▶ **WHAT THIS TASK INVOLVES**
Transcribe every line, keeping it exact.

▶ **RAW DATA**
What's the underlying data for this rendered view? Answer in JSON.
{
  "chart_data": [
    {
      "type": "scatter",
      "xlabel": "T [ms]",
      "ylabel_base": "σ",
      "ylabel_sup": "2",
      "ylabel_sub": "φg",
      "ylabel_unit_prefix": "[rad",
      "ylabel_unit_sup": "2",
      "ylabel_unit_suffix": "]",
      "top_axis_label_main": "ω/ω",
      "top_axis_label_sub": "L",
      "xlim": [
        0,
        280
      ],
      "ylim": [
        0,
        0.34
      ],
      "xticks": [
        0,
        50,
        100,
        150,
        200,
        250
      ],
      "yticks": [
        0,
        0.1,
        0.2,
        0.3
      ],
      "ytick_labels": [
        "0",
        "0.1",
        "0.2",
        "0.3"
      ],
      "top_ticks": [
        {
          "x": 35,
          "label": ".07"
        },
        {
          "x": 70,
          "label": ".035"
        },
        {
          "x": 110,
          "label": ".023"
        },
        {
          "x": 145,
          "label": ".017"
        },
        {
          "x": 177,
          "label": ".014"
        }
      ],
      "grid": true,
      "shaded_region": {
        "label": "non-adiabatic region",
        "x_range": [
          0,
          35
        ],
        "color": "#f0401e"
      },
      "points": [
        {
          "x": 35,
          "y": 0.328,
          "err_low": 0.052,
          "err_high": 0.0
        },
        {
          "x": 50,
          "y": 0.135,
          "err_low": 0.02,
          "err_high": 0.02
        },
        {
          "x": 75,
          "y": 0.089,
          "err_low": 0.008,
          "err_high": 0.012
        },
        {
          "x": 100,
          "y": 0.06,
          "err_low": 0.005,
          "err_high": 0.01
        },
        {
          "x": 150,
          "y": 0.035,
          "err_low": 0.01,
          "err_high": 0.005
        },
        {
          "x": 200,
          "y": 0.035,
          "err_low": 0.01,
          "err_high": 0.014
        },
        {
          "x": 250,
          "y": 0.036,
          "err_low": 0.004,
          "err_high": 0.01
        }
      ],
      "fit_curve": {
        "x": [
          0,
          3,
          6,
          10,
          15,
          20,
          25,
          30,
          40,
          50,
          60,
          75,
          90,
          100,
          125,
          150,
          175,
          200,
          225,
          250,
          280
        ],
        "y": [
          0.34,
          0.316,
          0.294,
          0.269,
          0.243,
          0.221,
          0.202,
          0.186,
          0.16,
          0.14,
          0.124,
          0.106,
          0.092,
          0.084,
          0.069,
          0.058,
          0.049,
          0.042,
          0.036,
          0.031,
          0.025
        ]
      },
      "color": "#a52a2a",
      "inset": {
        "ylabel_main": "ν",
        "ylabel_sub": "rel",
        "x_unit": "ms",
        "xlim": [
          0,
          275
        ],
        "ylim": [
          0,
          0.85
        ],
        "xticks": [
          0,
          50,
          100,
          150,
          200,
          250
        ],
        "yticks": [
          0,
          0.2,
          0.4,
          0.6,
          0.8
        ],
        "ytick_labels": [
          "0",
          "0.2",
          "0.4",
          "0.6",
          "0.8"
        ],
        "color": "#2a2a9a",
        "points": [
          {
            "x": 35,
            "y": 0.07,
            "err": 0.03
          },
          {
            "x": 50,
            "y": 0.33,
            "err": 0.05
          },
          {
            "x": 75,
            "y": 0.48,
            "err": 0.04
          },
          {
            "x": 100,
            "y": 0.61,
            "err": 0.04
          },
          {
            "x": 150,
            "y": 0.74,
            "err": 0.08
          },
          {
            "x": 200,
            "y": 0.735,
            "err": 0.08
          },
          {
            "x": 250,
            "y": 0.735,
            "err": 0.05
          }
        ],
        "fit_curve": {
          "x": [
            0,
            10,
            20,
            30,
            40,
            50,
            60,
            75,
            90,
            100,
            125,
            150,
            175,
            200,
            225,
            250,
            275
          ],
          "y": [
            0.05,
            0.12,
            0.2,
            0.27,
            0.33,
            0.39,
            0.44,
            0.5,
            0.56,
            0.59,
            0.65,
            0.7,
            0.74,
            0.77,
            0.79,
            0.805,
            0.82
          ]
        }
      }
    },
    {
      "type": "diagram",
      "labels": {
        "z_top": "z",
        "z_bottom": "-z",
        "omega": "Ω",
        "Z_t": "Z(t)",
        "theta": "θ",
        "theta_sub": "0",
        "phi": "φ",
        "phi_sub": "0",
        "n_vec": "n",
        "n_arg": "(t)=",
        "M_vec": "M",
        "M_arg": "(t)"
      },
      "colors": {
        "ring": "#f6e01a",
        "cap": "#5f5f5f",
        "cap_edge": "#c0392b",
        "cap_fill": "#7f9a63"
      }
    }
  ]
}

▶ **RIGHT ANSWER**
What's the underlying data for this rendered view? Answer in JSON.
{
  "chart_data": [
    {
      "type": "scatter",
      "xlabel": "T [ms]",
      "ylabel_base": "σ",
      "ylabel_sup": "2",
      "ylabel_sub": "φg",
      "ylabel_unit_prefix": "[rad",
      "ylabel_unit_sup": "2",
      "ylabel_unit_suffix": "]",
      "top_axis_label_main": "ω/ω",
      "top_axis_label_sub": "L",
      "xlim": [
        0,
        280
      ],
      "ylim": [
        0,
        0.34
      ],
      "xticks": [
        0,
        50,
        100,
        150,
        200,
        250
      ],
      "yticks": [
        0,
        0.1,
        0.2,
        0.3
      ],
      "ytick_labels": [
        "0",
        "0.1",
        "0.2",
        "0.3"
      ],
      "top_ticks": [
        {
          "x": 35,
          "label": ".07"
        },
        {
          "x": 70,
          "label": ".035"
        },
        {
          "x": 110,
          "label": ".023"
        },
        {
          "x": 145,
          "label": ".017"
        },
        {
          "x": 177,
          "label": ".014"
        }
      ],
      "grid": true,
      "shaded_region": {
        "label": "non-adiabatic region",
        "x_range": [
          0,
          35
        ],
        "color": "#f0401e"
      },
      "points": [
        {
          "x": 35,
          "y": 0.328,
          "err_low": 0.052,
          "err_high": 0.0
        },
        {
          "x": 50,
          "y": 0.135,
          "err_low": 0.02,
          "err_high": 0.02
        },
        {
          "x": 75,
          "y": 0.089,
          "err_low": 0.008,
          "err_high": 0.012
        },
        {
          "x": 100,
          "y": 0.06,
          "err_low": 0.005,
          "err_high": 0.01
        },
        {
          "x": 150,
          "y": 0.035,
          "err_low": 0.01,
          "err_high": 0.005
        },
        {
          "x": 200,
          "y": 0.035,
          "err_low": 0.01,
          "err_high": 0.014
        },
        {
          "x": 250,
          "y": 0.036,
          "err_low": 0.004,
          "err_high": 0.01
        }
      ],
      "fit_curve": {
        "x": [
          0,
          3,
          6,
          10,
          15,
          20,
          25,
          30,
          40,
          50,
          60,
          75,
          90,
          100,
          125,
          150,
          175,
          200,
          225,
          250,
          280
        ],
        "y": [
          0.34,
          0.316,
          0.294,
          0.269,
          0.243,
          0.221,
          0.202,
          0.186,
          0.16,
          0.14,
          0.124,
          0.106,
          0.092,
          0.084,
          0.069,
          0.058,
          0.049,
          0.042,
          0.036,
          0.031,
          0.025
        ]
      },
      "color": "#a52a2a",
      "inset": {
        "ylabel_main": "ν",
        "ylabel_sub": "rel",
        "x_unit": "ms",
        "xlim": [
          0,
          275
        ],
        "ylim": [
          0,
          0.85
        ],
        "xticks": [
          0,
          50,
          100,
          150,
          200,
          250
        ],
        "yticks": [
          0,
          0.2,
          0.4,
          0.6,
          0.8
        ],
        "ytick_labels": [
          "0",
          "0.2",
          "0.4",
          "0.6",
          "0.8"
        ],
        "color": "#2a2a9a",
        "points": [
          {
            "x": 35,
            "y": 0.07,
            "err": 0.03
          },
          {
            "x": 50,
            "y": 0.33,
            "err": 0.05
          },
          {
            "x": 75,
            "y": 0.48,
            "err": 0.04
          },
          {
            "x": 100,
            "y": 0.61,
            "err": 0.04
          },
          {
            "x": 150,
            "y": 0.74,
            "err": 0.08
          },
          {
            "x": 200,
            "y": 0.735,
            "err": 0.08
          },
          {
            "x": 250,
            "y": 0.735,
            "err": 0.05
          }
        ],
        "fit_curve": {
          "x": [
            0,
            10,
            20,
            30,
            40,
            50,
            60,
            75,
            90,
            100,
            125,
            150,
            175,
            200,
            225,
            250,
            275
          ],
          "y": [
            0.05,
            0.12,
            0.2,
            0.27,
            0.33,
            0.39,
            0.44,
            0.5,
            0.56,
            0.59,
            0.65,
            0.7,
            0.74,
            0.77,
            0.79,
            0.805,
            0.82
          ]
        }
      }
    },
    {
      "type": "diagram",
      "labels": {
        "z_top": "z",
        "z_bottom": "-z",
        "omega": "Ω",
        "Z_t": "Z(t)",
        "theta": "θ",
        "theta_sub": "0",
        "phi": "φ",
        "phi_sub": "0",
        "n_vec": "n",
        "n_arg": "(t)=",
        "M_vec": "M",
        "M_arg": "(t)"
      },
      "colors": {
        "ring": "#f6e01a",
        "cap": "#5f5f5f",
        "cap_edge": "#c0392b",
        "cap_fill": "#7f9a63"
      }
    }
  ]
}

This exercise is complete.